* [WHAT NEEDS TO BE DONE]: Pick out every line in the items below that contains the string "example", and copy each of those lines.

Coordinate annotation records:

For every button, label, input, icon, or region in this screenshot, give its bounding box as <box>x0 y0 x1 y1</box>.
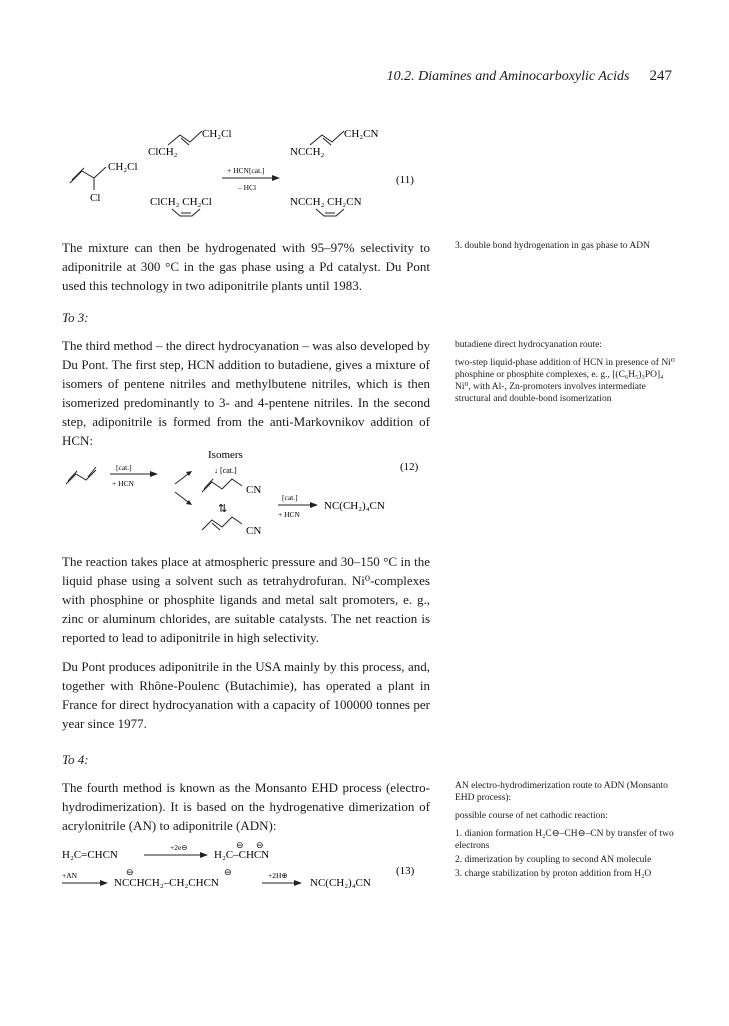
arrow11-bottom: – HCl <box>238 183 257 192</box>
sidenote-3 <box>455 780 675 882</box>
heading-to-4: To 4: <box>62 752 89 767</box>
product-13: NC(CH₂)₄CN <box>310 877 371 889</box>
top-right-skeleton <box>310 131 344 145</box>
top-left-a: CH₂Cl <box>202 128 232 140</box>
running-header <box>300 68 672 85</box>
bottom-left: ClCH₂ CH₂Cl <box>150 196 212 208</box>
sidenote-3-item: 2. dimerization by coupling to second AN molecule <box>455 855 652 865</box>
paragraph-5-text: The fourth method is known as the Monsanto EHD process (electro-hydrodimerization). It is based on the hydrogenative dimerization of acrylonitrile (AN) to adiponitrile (ADN): <box>62 780 430 833</box>
top-left-skeleton <box>168 131 202 145</box>
dianion-charge-2: ⊖ <box>256 842 264 850</box>
down-diverge-arrow <box>175 492 188 502</box>
paragraph-2 <box>62 336 430 460</box>
cn-label-2: CN <box>246 525 262 537</box>
isomers-label: Isomers <box>208 449 243 461</box>
paragraph-1 <box>62 238 430 305</box>
top-right-a: CH₂CN <box>344 128 379 140</box>
sidenote-1 <box>455 240 675 258</box>
arrow13c-head <box>294 880 302 886</box>
scheme-11 <box>60 115 440 220</box>
arrow12a-head <box>150 471 158 477</box>
up-diverge-arrow <box>175 474 188 484</box>
arrow13a-top: +2e⊖ <box>170 843 188 852</box>
sidenote-1-text: 3. double bond hydrogenation in gas phase to ADN <box>455 241 650 251</box>
left-double-bond <box>72 168 84 180</box>
eq-arrows: ⇅ <box>218 503 228 515</box>
sidenote-3-list <box>455 828 675 880</box>
arrow12b-top: [cat.] <box>282 493 298 502</box>
arrow12a-bottom: + HCN <box>112 479 134 488</box>
pentene-nitrile-1-double <box>204 479 213 489</box>
sidenote-3-item: 1. dianion formation H₂C⊖–CH⊖–CN by transfer of two electrons <box>455 829 674 851</box>
arrow12a-top: [cat.] <box>116 463 132 472</box>
arrow13a-head <box>200 852 208 858</box>
dianion-charge-1: ⊖ <box>236 842 244 850</box>
left-sub-label: CH₂Cl <box>108 161 138 173</box>
arrow13b-top: +AN <box>62 871 78 880</box>
dimer-charge-2: ⊖ <box>224 867 232 877</box>
pentene-nitrile-1 <box>202 479 242 492</box>
top-right-b: NCCH₂ <box>290 146 325 158</box>
pentene-nitrile-2-double <box>212 523 220 530</box>
eq-number-12: (12) <box>400 461 419 473</box>
cat-down-label: ↓ [cat.] <box>214 466 237 475</box>
scheme-13 <box>60 842 440 902</box>
left-skeleton <box>70 167 106 183</box>
paragraph-4-text: Du Pont produces adiponitrile in the USA mainly by this process, and, together with Rhône-Poulenc (Butachimie), has operated a plant in France for direct hydrocyanation with a capacity of 100000 tonnes per year since 1977. <box>62 659 430 731</box>
eq-number-13: (13) <box>396 865 415 877</box>
dimer-charge-1: ⊖ <box>126 867 134 877</box>
left-cl-label: Cl <box>90 192 101 204</box>
scheme-12 <box>60 446 440 546</box>
dianion-13: H₂C–CHCN <box>214 849 270 861</box>
paragraph-2-text: The third method – the direct hydrocyanation – was also developed by Du Pont. The first step, HCN addition to butadiene, gives a mixture of isomers of pentene nitriles and methylbutene nitriles, which is then isomerized predominantly to 3- and 4-pentene nitriles. In the second step, adiponitrile is formed from the anti-Markovnikov addition of HCN: <box>62 338 430 448</box>
top-left-b: ClCH₂ <box>148 146 178 158</box>
pentene-nitrile-2 <box>202 517 242 530</box>
paragraph-5 <box>62 778 430 845</box>
arrow12b-bottom: + HCN <box>278 510 300 519</box>
header-title: 10.2. Diamines and Aminocarboxylic Acids <box>386 69 630 84</box>
bottom-right: NCCH₂ CH₂CN <box>290 196 362 208</box>
sidenote-2-body: two-step liquid-phase addition of HCN in presence of Ni⁰ phosphine or phosphite complexes, e. g., [(C₆H₅)₃PO]₄ Ni⁰, with Al-, Zn-promoters involves intermediate structural and double-bond isomerization <box>455 358 675 404</box>
dimer-13: NCCHCH₂–CH₂CHCN <box>114 877 219 889</box>
heading-to-3: To 3: <box>62 310 89 325</box>
arrow11-head <box>272 175 280 181</box>
sidenote-2-title: butadiene direct hydrocyanation route: <box>455 340 602 350</box>
paragraph-3 <box>62 552 430 743</box>
arrow11-top: + HCN[cat.] <box>227 166 265 175</box>
reactant-13: H₂C=CHCN <box>62 849 118 861</box>
eq-number-11: (11) <box>396 174 414 186</box>
arrow12b-head <box>310 502 318 508</box>
cn-label-1: CN <box>246 484 262 496</box>
product-12: NC(CH₂)₄CN <box>324 500 385 512</box>
sidenote-3-title: AN electro-hydrodimerization route to ADN (Monsanto EHD process): <box>455 781 668 803</box>
page-number: 247 <box>649 68 672 84</box>
butadiene-double-2 <box>88 467 96 477</box>
sidenote-3-sub: possible course of net cathodic reaction: <box>455 811 608 821</box>
paragraph-3-text: The reaction takes place at atmospheric pressure and 30–150 °C in the liquid phase using a solvent such as tetrahydrofuran. Ni⁰-complexes with phosphine or phosphite ligands and metal salt promoters, e. g., zinc or aluminum chlorides, are suitable catalysts. The net reaction is reported to lead to adiponitrile in high selectivity. <box>62 554 430 645</box>
paragraph-1-text: The mixture can then be hydrogenated with 95–97% selectivity to adiponitrile at 300 °C in the gas phase using a Pd catalyst. Du Pont used this technology in two adiponitrile plants until 1983. <box>62 240 430 293</box>
sidenote-2 <box>455 339 675 411</box>
sidenote-3-item: 3. charge stabilization by proton addition from H₂O <box>455 869 652 879</box>
arrow13c-top: +2H⊕ <box>268 871 288 880</box>
arrow13b-head <box>100 880 108 886</box>
butadiene-double-1 <box>68 471 77 481</box>
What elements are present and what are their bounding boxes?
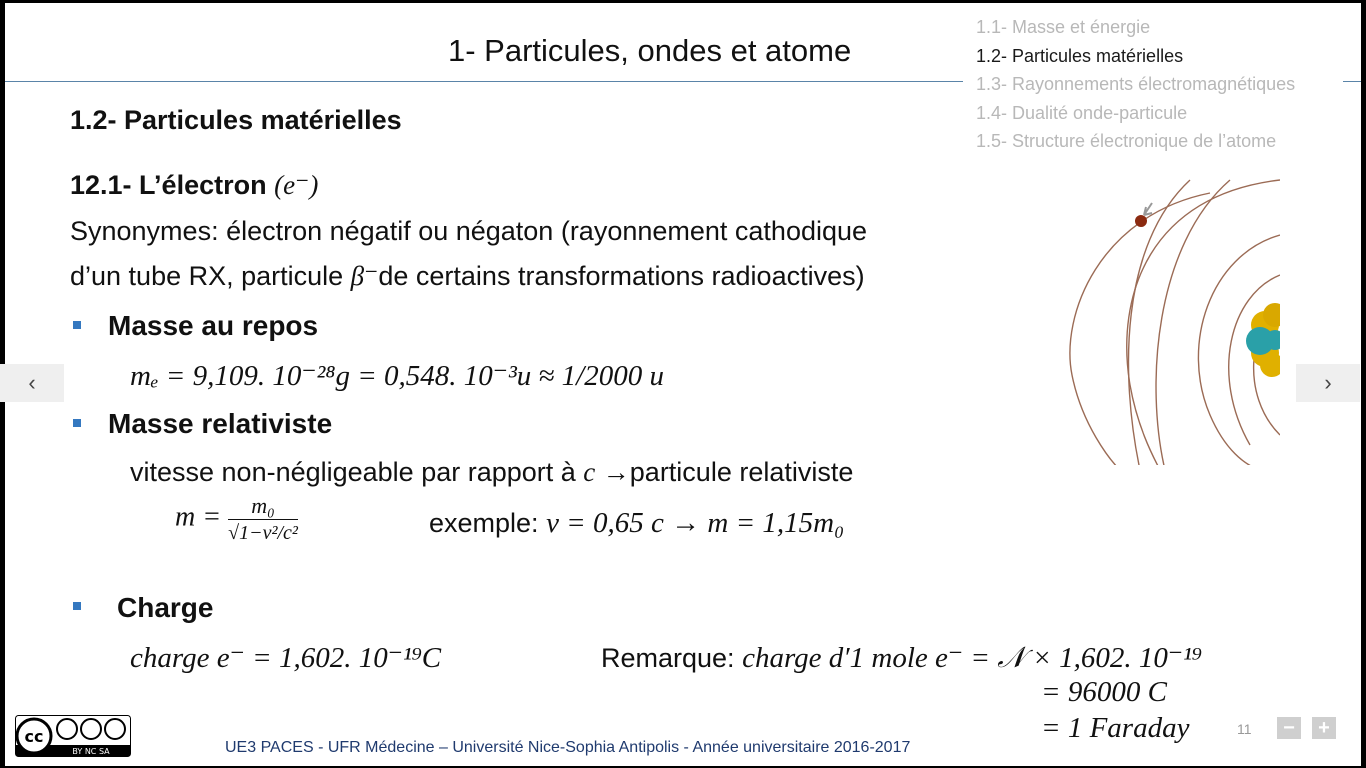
footer-text: UE3 PACES - UFR Médecine – Université Nice-Sophia Antipolis - Année universitaire 2016-2017 xyxy=(225,739,911,756)
relativistic-mass-formula xyxy=(175,493,298,545)
electron-arrow-icon xyxy=(1144,203,1152,215)
slide-title: 1- Particules, ondes et atome xyxy=(448,33,852,68)
zoom-out-button[interactable]: − xyxy=(1277,717,1301,739)
formula-fraction xyxy=(228,493,298,545)
remark-equation-2: = 96000 C xyxy=(1041,676,1167,708)
sub-heading-text: 12.1- L’électron xyxy=(70,170,267,200)
table-of-contents xyxy=(976,13,1356,156)
svg-text:cc: cc xyxy=(24,727,44,746)
charge-equation: charge e⁻ = 1,602. 10⁻¹⁹C xyxy=(130,642,442,674)
relativistic-text xyxy=(130,457,853,488)
remark-equation-3: = 1 Faraday xyxy=(1041,712,1190,744)
remark xyxy=(601,640,1202,675)
synonyms-line-2a: d’un tube RX, particule xyxy=(70,261,351,291)
bullet-masse-relativiste: Masse relativiste xyxy=(108,408,333,439)
chevron-right-icon: › xyxy=(1324,370,1332,395)
relativistic-text-part2: →particule relativiste xyxy=(595,457,854,487)
bullet-marker xyxy=(73,602,81,610)
license-text: BY NC SA xyxy=(72,747,110,756)
example xyxy=(429,507,844,540)
toc-item-masse-energie[interactable]: 1.1- Masse et énergie xyxy=(976,17,1151,37)
formula-denominator: √1−v²/c² xyxy=(228,519,298,545)
synonyms-text xyxy=(70,209,1020,299)
slide xyxy=(5,3,1361,766)
zoom-in-button[interactable]: + xyxy=(1312,717,1336,739)
formula-lhs: m = xyxy=(175,501,222,533)
electron-orbits xyxy=(1070,180,1280,465)
section-heading: 1.2- Particules matérielles xyxy=(70,105,402,135)
bullet-charge: Charge xyxy=(117,592,214,623)
electron-symbol: (e⁻) xyxy=(274,170,319,200)
example-label: exemple: xyxy=(429,508,547,538)
nucleus xyxy=(1246,303,1280,377)
formula-denominator-text: 1−v²/c² xyxy=(239,522,298,544)
synonyms-line-1: Synonymes: électron négatif ou négaton (rayonnement cathodique xyxy=(70,216,868,246)
toc-item-dualite[interactable]: 1.4- Dualité onde-particule xyxy=(976,102,1188,123)
remark-label: Remarque: xyxy=(601,643,743,673)
synonyms-line-2b: de certains transformations radioactives) xyxy=(378,261,865,291)
toc-item-structure[interactable]: 1.5- Structure électronique de l’atome xyxy=(976,131,1277,151)
atom-illustration xyxy=(1060,175,1280,465)
previous-slide-button[interactable] xyxy=(0,364,64,402)
beta-symbol: β⁻ xyxy=(350,261,379,291)
remark-equation-1: charge d′1 mole e⁻ = 𝒩 × 1,602. 10⁻¹⁹ xyxy=(742,642,1202,674)
creative-commons-license-badge xyxy=(15,715,131,757)
sub-heading xyxy=(70,170,318,201)
chevron-left-icon: ‹ xyxy=(28,370,36,395)
page-number: 11 xyxy=(1237,721,1252,737)
relativistic-text-part1: vitesse non-négligeable par rapport à xyxy=(130,457,584,487)
speed-of-light-symbol: c xyxy=(583,457,596,487)
next-slide-button[interactable] xyxy=(1296,364,1360,402)
formula-numerator: m₀ xyxy=(251,493,275,518)
toc-item-particules-materielles[interactable]: 1.2- Particules matérielles xyxy=(976,45,1184,66)
rest-mass-equation: mₑ = 9,109. 10⁻²⁸g = 0,548. 10⁻³u ≈ 1/2000 u xyxy=(130,360,664,392)
toc-item-rayonnements[interactable]: 1.3- Rayonnements électromagnétiques xyxy=(976,74,1296,94)
electron-dot xyxy=(1135,215,1147,227)
bullet-marker xyxy=(73,321,81,329)
bullet-marker xyxy=(73,419,81,427)
bullet-masse-repos: Masse au repos xyxy=(108,310,319,341)
example-equation: v = 0,65 c → m = 1,15m₀ xyxy=(546,507,845,539)
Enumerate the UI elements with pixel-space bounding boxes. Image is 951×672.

* [THE RESPONSE]:
example xyxy=(429,507,844,540)
example-label: exemple: xyxy=(429,508,547,538)
example-equation: v = 0,65 c → m = 1,15m₀ xyxy=(546,507,845,539)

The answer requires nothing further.